-- Exercise requirements --
Select the lines of the records containing the word "example" and list them.

(begin)

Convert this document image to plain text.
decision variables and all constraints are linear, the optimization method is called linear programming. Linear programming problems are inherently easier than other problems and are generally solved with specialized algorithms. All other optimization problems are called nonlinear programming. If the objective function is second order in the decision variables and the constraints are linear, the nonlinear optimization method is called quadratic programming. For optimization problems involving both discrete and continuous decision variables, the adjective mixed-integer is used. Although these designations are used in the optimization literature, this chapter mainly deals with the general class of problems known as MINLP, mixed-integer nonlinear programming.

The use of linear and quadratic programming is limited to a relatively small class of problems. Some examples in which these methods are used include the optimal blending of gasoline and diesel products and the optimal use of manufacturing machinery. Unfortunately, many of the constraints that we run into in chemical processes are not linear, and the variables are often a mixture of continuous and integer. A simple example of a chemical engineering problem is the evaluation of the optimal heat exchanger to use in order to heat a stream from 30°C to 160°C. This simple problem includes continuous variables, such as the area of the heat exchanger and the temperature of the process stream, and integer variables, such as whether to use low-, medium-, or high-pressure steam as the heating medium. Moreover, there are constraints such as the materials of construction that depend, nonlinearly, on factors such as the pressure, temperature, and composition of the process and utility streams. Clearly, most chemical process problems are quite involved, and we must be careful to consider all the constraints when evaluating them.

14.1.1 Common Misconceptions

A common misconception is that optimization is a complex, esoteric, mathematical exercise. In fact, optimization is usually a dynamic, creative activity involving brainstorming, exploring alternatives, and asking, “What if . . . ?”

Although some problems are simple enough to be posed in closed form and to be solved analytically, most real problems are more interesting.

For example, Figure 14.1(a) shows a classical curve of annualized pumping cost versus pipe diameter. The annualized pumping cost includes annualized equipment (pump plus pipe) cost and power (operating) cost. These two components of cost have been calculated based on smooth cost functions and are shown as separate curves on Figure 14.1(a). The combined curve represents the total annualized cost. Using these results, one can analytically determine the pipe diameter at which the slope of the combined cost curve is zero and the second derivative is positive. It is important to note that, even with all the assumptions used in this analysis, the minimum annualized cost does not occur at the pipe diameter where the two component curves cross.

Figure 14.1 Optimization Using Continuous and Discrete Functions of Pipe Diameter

(end)

-- Complete output --
The use of linear and quadratic programming is limited to a relatively small class of problems. Some examples in which these methods are used include the optimal blending of gasoline and diesel products and the optimal use of manufacturing machinery. Unfortunately, many of the constraints that we run into in chemical processes are not linear, and the variables are often a mixture of continuous and integer. A simple example of a chemical engineering problem is the evaluation of the optimal heat exchanger to use in order to heat a stream from 30°C to 160°C. This simple problem includes continuous variables, such as the area of the heat exchanger and the temperature of the process stream, and integer variables, such as whether to use low-, medium-, or high-pressure steam as the heating medium. Moreover, there are constraints such as the materials of construction that depend, nonlinearly, on factors such as the pressure, temperature, and composition of the process and utility streams. Clearly, most chemical process problems are quite involved, and we must be careful to consider all the constraints when evaluating them.
For example, Figure 14.1(a) shows a classical curve of annualized pumping cost versus pipe diameter. The annualized pumping cost includes annualized equipment (pump plus pipe) cost and power (operating) cost. These two components of cost have been calculated based on smooth cost functions and are shown as separate curves on Figure 14.1(a). The combined curve represents the total annualized cost. Using these results, one can analytically determine the pipe diameter at which the slope of the combined cost curve is zero and the second derivative is positive. It is important to note that, even with all the assumptions used in this analysis, the minimum annualized cost does not occur at the pipe diameter where the two component curves cross.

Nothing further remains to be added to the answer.